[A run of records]
↓

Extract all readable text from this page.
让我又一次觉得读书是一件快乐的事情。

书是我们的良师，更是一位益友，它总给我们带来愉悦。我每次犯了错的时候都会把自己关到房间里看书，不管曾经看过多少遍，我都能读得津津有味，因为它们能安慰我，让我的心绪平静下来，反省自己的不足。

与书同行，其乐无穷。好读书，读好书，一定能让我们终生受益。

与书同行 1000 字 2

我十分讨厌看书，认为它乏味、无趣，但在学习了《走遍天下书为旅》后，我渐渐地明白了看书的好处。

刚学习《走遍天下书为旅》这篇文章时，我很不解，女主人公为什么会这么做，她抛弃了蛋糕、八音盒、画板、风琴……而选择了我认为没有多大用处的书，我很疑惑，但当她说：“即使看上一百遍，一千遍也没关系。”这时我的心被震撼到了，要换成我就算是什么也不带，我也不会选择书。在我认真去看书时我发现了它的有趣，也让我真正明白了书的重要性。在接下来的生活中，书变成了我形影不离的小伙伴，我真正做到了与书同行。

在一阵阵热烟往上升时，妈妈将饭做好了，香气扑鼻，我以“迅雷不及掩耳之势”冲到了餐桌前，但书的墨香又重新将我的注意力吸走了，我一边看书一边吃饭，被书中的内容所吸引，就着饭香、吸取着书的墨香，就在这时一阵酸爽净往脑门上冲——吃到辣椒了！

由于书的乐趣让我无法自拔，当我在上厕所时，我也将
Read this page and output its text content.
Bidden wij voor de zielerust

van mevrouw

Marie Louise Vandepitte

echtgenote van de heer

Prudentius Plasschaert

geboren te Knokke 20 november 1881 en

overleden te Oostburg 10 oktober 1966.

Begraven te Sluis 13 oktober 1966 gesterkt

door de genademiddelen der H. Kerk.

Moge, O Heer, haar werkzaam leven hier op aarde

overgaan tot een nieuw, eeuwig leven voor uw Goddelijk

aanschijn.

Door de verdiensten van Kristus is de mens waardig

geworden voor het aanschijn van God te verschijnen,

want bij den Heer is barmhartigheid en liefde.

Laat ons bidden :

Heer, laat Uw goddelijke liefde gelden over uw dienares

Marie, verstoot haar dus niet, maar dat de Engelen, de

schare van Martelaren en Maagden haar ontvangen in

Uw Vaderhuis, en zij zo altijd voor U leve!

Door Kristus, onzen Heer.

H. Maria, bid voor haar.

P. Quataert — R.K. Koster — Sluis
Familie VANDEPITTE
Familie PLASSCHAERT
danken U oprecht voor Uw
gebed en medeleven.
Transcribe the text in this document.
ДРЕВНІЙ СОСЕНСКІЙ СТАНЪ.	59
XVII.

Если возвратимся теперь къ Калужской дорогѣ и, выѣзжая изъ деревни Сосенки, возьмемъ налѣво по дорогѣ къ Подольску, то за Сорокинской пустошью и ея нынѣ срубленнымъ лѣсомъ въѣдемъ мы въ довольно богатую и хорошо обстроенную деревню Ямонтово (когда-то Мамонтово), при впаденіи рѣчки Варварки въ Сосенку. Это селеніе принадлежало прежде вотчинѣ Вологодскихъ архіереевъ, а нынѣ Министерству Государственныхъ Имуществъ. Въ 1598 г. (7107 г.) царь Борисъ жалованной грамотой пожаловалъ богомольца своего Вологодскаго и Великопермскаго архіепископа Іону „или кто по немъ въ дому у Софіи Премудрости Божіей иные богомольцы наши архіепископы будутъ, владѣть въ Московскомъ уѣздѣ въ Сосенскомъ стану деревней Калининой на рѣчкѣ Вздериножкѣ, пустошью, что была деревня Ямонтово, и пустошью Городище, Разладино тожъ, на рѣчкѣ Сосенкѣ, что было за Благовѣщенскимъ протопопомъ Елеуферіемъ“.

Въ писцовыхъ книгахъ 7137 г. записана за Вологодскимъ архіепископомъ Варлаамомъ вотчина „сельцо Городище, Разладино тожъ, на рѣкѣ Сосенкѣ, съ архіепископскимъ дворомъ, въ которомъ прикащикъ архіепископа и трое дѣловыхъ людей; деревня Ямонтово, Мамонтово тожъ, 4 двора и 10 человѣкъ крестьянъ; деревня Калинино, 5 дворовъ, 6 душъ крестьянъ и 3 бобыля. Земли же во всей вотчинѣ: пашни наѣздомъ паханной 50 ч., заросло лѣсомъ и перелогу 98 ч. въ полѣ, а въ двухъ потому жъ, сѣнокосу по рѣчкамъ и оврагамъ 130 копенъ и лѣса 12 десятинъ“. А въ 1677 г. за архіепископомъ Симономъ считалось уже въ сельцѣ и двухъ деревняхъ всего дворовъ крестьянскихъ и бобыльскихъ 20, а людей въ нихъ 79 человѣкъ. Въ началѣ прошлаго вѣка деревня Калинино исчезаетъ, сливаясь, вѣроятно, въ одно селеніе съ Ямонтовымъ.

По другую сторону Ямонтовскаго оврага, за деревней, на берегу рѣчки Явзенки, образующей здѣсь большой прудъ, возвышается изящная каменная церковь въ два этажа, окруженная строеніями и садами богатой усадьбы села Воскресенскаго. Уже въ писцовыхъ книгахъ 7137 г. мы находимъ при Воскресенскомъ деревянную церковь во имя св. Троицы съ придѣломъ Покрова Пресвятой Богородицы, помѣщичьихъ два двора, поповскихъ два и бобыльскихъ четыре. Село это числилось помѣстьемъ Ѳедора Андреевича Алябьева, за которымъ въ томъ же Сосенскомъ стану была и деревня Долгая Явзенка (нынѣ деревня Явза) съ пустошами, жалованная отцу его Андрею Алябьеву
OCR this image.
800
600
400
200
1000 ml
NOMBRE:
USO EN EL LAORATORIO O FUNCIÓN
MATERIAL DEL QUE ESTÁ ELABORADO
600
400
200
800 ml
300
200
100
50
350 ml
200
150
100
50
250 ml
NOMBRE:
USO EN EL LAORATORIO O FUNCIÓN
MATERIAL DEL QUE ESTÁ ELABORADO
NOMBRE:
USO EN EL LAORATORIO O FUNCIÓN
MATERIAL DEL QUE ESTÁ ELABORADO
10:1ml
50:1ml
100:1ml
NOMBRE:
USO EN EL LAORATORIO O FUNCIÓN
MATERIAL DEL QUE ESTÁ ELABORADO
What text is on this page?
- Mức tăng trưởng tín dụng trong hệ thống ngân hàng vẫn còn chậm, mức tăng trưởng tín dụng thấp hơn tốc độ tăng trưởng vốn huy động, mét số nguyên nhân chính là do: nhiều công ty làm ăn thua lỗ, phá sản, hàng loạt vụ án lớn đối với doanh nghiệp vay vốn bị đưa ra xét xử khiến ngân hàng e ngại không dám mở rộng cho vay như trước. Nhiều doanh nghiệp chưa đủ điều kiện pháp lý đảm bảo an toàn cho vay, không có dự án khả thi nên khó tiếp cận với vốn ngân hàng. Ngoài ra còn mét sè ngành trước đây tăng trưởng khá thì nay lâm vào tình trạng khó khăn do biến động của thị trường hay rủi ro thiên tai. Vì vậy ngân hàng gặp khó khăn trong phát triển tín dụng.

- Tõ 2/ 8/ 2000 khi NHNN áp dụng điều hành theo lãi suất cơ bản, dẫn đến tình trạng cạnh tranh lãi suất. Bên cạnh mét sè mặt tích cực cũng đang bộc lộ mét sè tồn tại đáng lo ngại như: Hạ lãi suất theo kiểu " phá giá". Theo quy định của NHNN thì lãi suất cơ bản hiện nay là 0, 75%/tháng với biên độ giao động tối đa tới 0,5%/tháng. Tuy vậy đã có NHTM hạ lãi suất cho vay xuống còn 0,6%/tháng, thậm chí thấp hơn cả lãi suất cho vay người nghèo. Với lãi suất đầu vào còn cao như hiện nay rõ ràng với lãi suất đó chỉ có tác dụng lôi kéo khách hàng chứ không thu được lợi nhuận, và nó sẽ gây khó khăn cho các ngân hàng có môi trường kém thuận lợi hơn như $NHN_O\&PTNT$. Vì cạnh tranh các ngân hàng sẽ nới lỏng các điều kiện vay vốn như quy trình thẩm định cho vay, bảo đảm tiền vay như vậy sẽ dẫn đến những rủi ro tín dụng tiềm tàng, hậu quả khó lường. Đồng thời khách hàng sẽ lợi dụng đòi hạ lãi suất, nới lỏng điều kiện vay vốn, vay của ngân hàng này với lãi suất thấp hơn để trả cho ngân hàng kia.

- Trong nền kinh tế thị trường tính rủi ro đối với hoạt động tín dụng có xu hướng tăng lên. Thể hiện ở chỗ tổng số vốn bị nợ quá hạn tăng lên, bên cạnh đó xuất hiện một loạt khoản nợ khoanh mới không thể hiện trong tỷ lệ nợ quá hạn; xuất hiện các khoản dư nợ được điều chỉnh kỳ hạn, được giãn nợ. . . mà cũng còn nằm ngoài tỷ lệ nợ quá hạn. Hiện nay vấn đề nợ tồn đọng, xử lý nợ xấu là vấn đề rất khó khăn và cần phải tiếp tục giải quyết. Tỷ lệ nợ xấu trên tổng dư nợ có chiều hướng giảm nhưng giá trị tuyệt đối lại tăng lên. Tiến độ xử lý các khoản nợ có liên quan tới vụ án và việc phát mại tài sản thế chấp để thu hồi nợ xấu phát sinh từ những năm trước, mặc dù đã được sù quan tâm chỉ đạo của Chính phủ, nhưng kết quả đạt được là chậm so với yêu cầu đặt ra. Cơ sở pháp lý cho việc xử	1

↑

= TASK DETAILS =
In the listing above, locate each line with "aanschijn" and copy it.

= REPLY =
aanschijn.
geworden voor het aanschijn van God te verschijnen,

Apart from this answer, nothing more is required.